PROBLEM ->
Among the entries below, find how many lines carry the word "optional" and state only that figure.
Start of RECORDS SHOWN
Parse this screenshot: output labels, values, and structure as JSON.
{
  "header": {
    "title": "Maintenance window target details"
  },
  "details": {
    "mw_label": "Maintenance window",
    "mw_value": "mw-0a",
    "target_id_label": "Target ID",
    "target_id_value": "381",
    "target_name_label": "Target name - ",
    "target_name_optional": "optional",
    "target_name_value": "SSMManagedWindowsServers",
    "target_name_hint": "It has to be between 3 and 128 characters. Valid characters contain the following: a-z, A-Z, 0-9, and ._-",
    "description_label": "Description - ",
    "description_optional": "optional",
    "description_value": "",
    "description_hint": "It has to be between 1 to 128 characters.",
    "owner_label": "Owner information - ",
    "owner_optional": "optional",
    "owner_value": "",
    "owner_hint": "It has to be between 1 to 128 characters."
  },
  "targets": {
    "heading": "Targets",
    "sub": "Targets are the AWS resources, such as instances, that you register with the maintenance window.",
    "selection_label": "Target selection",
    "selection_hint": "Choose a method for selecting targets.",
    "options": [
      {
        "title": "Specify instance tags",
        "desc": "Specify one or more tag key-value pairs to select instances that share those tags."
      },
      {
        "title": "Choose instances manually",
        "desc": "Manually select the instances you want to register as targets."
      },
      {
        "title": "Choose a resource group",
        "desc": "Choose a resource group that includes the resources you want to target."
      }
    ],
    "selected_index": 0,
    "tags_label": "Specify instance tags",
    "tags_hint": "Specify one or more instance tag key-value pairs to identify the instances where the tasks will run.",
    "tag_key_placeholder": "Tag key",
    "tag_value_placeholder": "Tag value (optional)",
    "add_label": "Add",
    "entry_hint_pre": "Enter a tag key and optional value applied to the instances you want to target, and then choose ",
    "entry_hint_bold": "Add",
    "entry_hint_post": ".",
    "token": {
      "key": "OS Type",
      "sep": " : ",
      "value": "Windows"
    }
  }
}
End of RECORDS SHOWN
THE OUTPUT ->
5